-- Start of DATASET ROWS --

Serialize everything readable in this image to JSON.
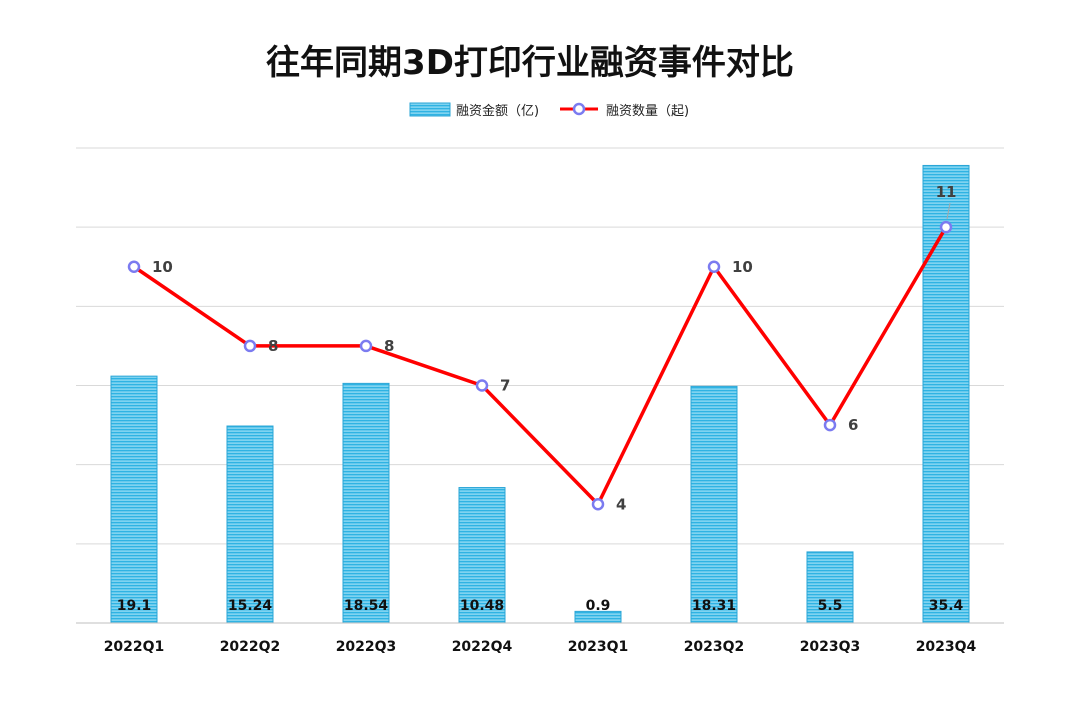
{
  "chart_data": {
    "type": "bar+line",
    "title": "往年同期3D打印行业融资事件对比",
    "categories": [
      "2022Q1",
      "2022Q2",
      "2022Q3",
      "2022Q4",
      "2023Q1",
      "2023Q2",
      "2023Q3",
      "2023Q4"
    ],
    "series": [
      {
        "name": "融资金额（亿)",
        "type": "bar",
        "values": [
          19.1,
          15.24,
          18.54,
          10.48,
          0.9,
          18.31,
          5.5,
          35.4
        ],
        "color": "#29b6e6",
        "label_position": "inside-bottom"
      },
      {
        "name": "融资数量（起)",
        "type": "line",
        "values": [
          10,
          8,
          8,
          7,
          4,
          10,
          6,
          11
        ],
        "color": "#ff0000",
        "marker_color": "#7b7bf0",
        "label_position": "right"
      }
    ],
    "bar_axis_range": [
      0,
      36.75
    ],
    "line_axis_range": [
      1,
      13
    ],
    "grid": true,
    "legend": "top-center",
    "axis_labels_shown": false
  }
}
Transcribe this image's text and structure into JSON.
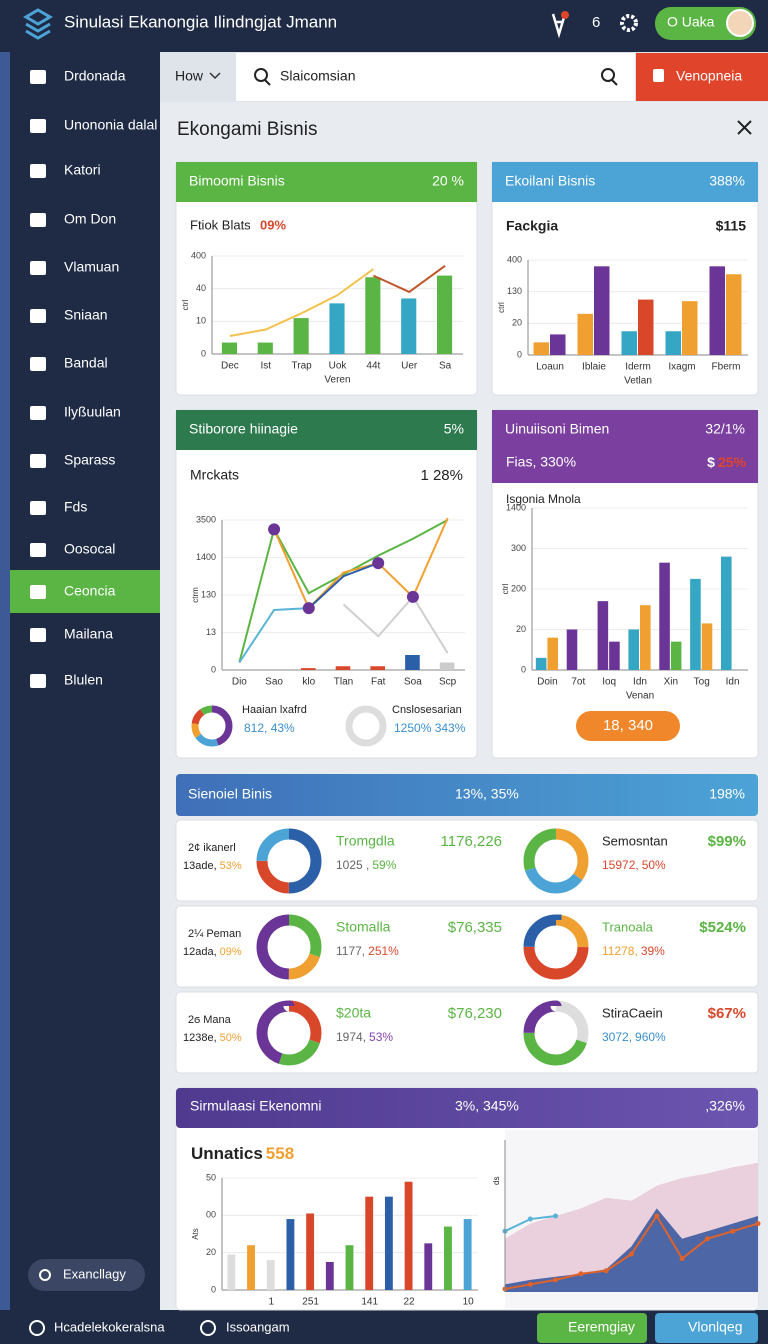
{
  "header": {
    "brand": "Sinulasi Ekanongia Ilindngjat Jmann",
    "notifications": "6",
    "user": "O Uaka"
  },
  "sidebar": {
    "items": [
      "Drdonada",
      "Unononia dalal",
      "Katori",
      "Om Don",
      "Vlamuan",
      "Sniaan",
      "Bandal",
      "Ilyßuulan",
      "Sparass",
      "Fds",
      "Oosocal",
      "Ceoncia",
      "Mailana",
      "Blulen"
    ],
    "active_item": 11,
    "footer_button": "Exancllagy"
  },
  "toolbar": {
    "dropdown": "How",
    "search_placeholder": "Slaicomsian",
    "button": "Venopneia"
  },
  "section_title": "Ekongami Bisnis",
  "cards": [
    {
      "header": "Bimoomi Bisnis",
      "header_value": "20 %",
      "subtitle": "Ftiok Blats",
      "subtitle_value": "09%",
      "chart": {
        "ylim": [
          0,
          60
        ],
        "yticks": [
          0,
          {
            "value": 20,
            "label": "10"
          },
          40,
          {
            "value": 60,
            "label": "400"
          }
        ],
        "ylabel": "ctrl",
        "categories": [
          "Dec",
          "Ist",
          "Trap",
          "Uok",
          "44t",
          "Uer",
          "Sa"
        ],
        "bars": [
          {
            "values": [
              7,
              7,
              22,
              31,
              47,
              34,
              48
            ],
            "colors": [
              "#5bb544",
              "#5bb544",
              "#5bb544",
              "#35a6c4",
              "#5bb544",
              "#35a6c4",
              "#5bb544"
            ]
          }
        ],
        "lines": [
          {
            "color": "#f2c14e",
            "values": [
              11,
              15,
              25,
              36,
              52,
              null,
              null
            ]
          },
          {
            "color": "#c0562a",
            "values": [
              null,
              null,
              null,
              null,
              48,
              38,
              54
            ]
          }
        ],
        "xlabel": "Veren"
      }
    },
    {
      "header": "Ekoilani Bisnis",
      "header_value": "388%",
      "subtitle": "Fackgia",
      "subtitle_value": "$115",
      "chart": {
        "ylim": [
          0,
          60
        ],
        "yticks": [
          0,
          20,
          {
            "value": 40,
            "label": "130"
          },
          {
            "value": 60,
            "label": "400"
          }
        ],
        "ylabel": "ctrl",
        "categories": [
          "Loaun",
          "Iblaie",
          "Iderm",
          "Ixagm",
          "Fberm"
        ],
        "bars": [
          {
            "values": [
              8,
              26,
              15,
              15,
              56
            ],
            "colors": [
              "#f0a030",
              "#f0a030",
              "#35a6c4",
              "#35a6c4",
              "#6a3597"
            ]
          },
          {
            "values": [
              13,
              56,
              35,
              34,
              51
            ],
            "colors": [
              "#6a3597",
              "#6a3597",
              "#d9472b",
              "#f0a030",
              "#f0a030"
            ]
          }
        ],
        "xlabel": "Vetlan"
      }
    },
    {
      "header": "Stiborore hiinagie",
      "header_value": "5%",
      "subtitle": "Mrckats",
      "subtitle_value": "1 28%",
      "chart": {
        "ylim": [
          0,
          80
        ],
        "yticks": [
          0,
          {
            "value": 20,
            "label": "13"
          },
          {
            "value": 40,
            "label": "130"
          },
          {
            "value": 60,
            "label": "1400"
          },
          {
            "value": 80,
            "label": "3500"
          }
        ],
        "ylabel": "ctrm",
        "categories": [
          "Dio",
          "Sao",
          "klo",
          "Tlan",
          "Fat",
          "Soa",
          "Scp"
        ],
        "bars": [
          {
            "values": [
              null,
              null,
              1,
              2,
              2,
              8,
              4
            ],
            "colors": [
              null,
              null,
              "#d9472b",
              "#d9472b",
              "#d9472b",
              "#2b5fa8",
              "#cccccc"
            ]
          }
        ],
        "lines": [
          {
            "color": "#5bb544",
            "values": [
              4,
              75,
              41,
              51,
              61,
              70,
              80
            ]
          },
          {
            "color": "#f0a030",
            "values": [
              null,
              75,
              33,
              52,
              57,
              39,
              81
            ]
          },
          {
            "color": "#5ab4d6",
            "values": [
              4,
              32,
              33,
              null,
              null,
              null,
              null
            ]
          },
          {
            "color": "#2b5fa8",
            "values": [
              null,
              null,
              33,
              50,
              57,
              null,
              null
            ]
          },
          {
            "color": "#cfcfcf",
            "values": [
              null,
              null,
              null,
              35,
              18,
              39,
              9
            ]
          }
        ],
        "points": [
          {
            "color": "#6a3597",
            "values": [
              null,
              75,
              33,
              null,
              57,
              39,
              null
            ]
          }
        ]
      },
      "donuts": [
        {
          "label": "Haaian lxafrd",
          "value": "812, 43%",
          "values": [
            45,
            20,
            12,
            13,
            10
          ],
          "colors": [
            "#6a3597",
            "#4ca3d6",
            "#f0a030",
            "#d9472b",
            "#5bb544"
          ]
        },
        {
          "label": "Cnslosesarian",
          "value": "1250% 343%",
          "values": [
            100
          ],
          "colors": [
            "#dddddd"
          ]
        }
      ]
    },
    {
      "header": "Uinuiisoni Bimen",
      "header_value": "32/1%",
      "subtitle": "Fias, 330%",
      "currency": "$",
      "subtitle_value": "25%",
      "chart_title": "Isgonia Mnola",
      "chart": {
        "ylim": [
          0,
          80
        ],
        "yticks": [
          0,
          20,
          {
            "value": 40,
            "label": "200"
          },
          {
            "value": 60,
            "label": "300"
          },
          {
            "value": 80,
            "label": "1400"
          }
        ],
        "ylabel": "ctrl",
        "categories": [
          "Doin",
          "7ot",
          "Ioq",
          "Idn",
          "Xin",
          "Tog",
          "Idn"
        ],
        "bars": [
          {
            "values": [
              6,
              20,
              34,
              20,
              53,
              45,
              56
            ],
            "colors": [
              "#35a6c4",
              "#6a3597",
              "#6a3597",
              "#35a6c4",
              "#6a3597",
              "#35a6c4",
              "#35a6c4"
            ]
          },
          {
            "values": [
              16,
              null,
              14,
              32,
              14,
              23,
              null
            ],
            "colors": [
              "#f0a030",
              null,
              "#6a3597",
              "#f0a030",
              "#5bb544",
              "#f0a030",
              null
            ]
          }
        ],
        "xlabel": "Venan"
      },
      "button": "18, 340"
    }
  ],
  "summary": {
    "header": "Sienoiel Binis",
    "header_value": "13%, 35%",
    "header_right": "198%",
    "rows": [
      {
        "title": "2¢ ikanerl",
        "sub": "13ade,",
        "sub_pct": "53%",
        "donut": {
          "values": [
            50,
            25,
            25
          ],
          "colors": [
            "#2b5fa8",
            "#d9472b",
            "#4ca3d6"
          ]
        },
        "name": "Tromgdla",
        "amount": "1176,226",
        "detail": "1025 ,",
        "detail_pct": "59%",
        "donut2": {
          "values": [
            35,
            35,
            30
          ],
          "colors": [
            "#f0a030",
            "#4ca3d6",
            "#5bb544"
          ]
        },
        "name2": "Semosntan",
        "amount2": "$99%",
        "detail2": "15972,",
        "detail2_pct": "50%"
      },
      {
        "title": "2¼ Peman",
        "sub": "12ada,",
        "sub_pct": "09%",
        "donut": {
          "values": [
            30,
            20,
            50
          ],
          "colors": [
            "#5bb544",
            "#f0a030",
            "#6a3597"
          ]
        },
        "name": "Stomalla",
        "amount": "$76,335",
        "detail": "1177,",
        "detail_pct": "251%",
        "donut2": {
          "values": [
            25,
            50,
            25
          ],
          "colors": [
            "#f0a030",
            "#d9472b",
            "#2b5fa8"
          ]
        },
        "name2": "Tranoala",
        "amount2": "$524%",
        "detail2": "11278,",
        "detail2_pct": "39%"
      },
      {
        "title": "2ϭ Mana",
        "sub": "1238e,",
        "sub_pct": "50%",
        "donut": {
          "values": [
            30,
            25,
            45
          ],
          "colors": [
            "#d9472b",
            "#5bb544",
            "#6a3597"
          ]
        },
        "name": "$20ta",
        "amount": "$76,230",
        "detail": "1974,",
        "detail_pct": "53%",
        "donut2": {
          "values": [
            30,
            45,
            25
          ],
          "colors": [
            "#dddddd",
            "#5bb544",
            "#6a3597"
          ]
        },
        "name2": "StiraCaein",
        "amount2": "$67%",
        "detail2": "3072,",
        "detail2_pct": "960%"
      }
    ]
  },
  "simulation": {
    "header": "Sirmulaasi Ekenomni",
    "header_value": "3%, 345%",
    "header_right": ",326%",
    "chart_title": "Unnatics",
    "chart_value": "558",
    "chart": {
      "ylim": [
        0,
        60
      ],
      "yticks": [
        0,
        20,
        {
          "value": 40,
          "label": "00"
        },
        {
          "value": 60,
          "label": "50"
        }
      ],
      "ylabel": "Ats",
      "categories": [
        null,
        null,
        "1",
        null,
        "251",
        null,
        null,
        "141",
        null,
        "22",
        null,
        null,
        "10"
      ],
      "bars": [
        {
          "values": [
            19,
            24,
            16,
            38,
            41,
            15,
            24,
            50,
            50,
            58,
            25,
            34,
            38
          ],
          "colors": [
            "#dddddd",
            "#f0a030",
            "#dddddd",
            "#2b5fa8",
            "#d9472b",
            "#6a3597",
            "#5bb544",
            "#d9472b",
            "#2b5fa8",
            "#d9472b",
            "#6a3597",
            "#5bb544",
            "#4ca3d6"
          ]
        }
      ]
    },
    "area": {
      "ylim": [
        0,
        100
      ],
      "ylabel": "ds",
      "areas": [
        {
          "color": "#e9cbd8",
          "values": [
            35,
            45,
            50,
            55,
            62,
            60,
            70,
            75,
            78,
            82,
            85
          ]
        },
        {
          "color": "#3b5aa0",
          "values": [
            5,
            8,
            10,
            12,
            15,
            30,
            55,
            35,
            40,
            45,
            50
          ]
        }
      ],
      "lines": [
        {
          "color": "#e0622b",
          "values": [
            2,
            5,
            8,
            12,
            14,
            25,
            50,
            22,
            35,
            40,
            45
          ]
        },
        {
          "color": "#5ab4d6",
          "values": [
            40,
            48,
            50,
            null,
            null,
            null,
            null,
            null,
            null,
            null,
            null
          ]
        }
      ]
    }
  },
  "footer": {
    "left": "Hcadelekokeralsna",
    "middle": "Issoangam",
    "button1": "Eeremgiay",
    "button2": "Vlonlqeg"
  }
}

-- End of DATASET ROWS --

| SHORT PROBLEM |
Filter for "Bisnis". Return all lines that hold it.

| WRITTEN RESPONSE |
  "section_title": "Ekongami Bisnis",
      "header": "Bimoomi Bisnis",
      "header": "Ekoilani Bisnis",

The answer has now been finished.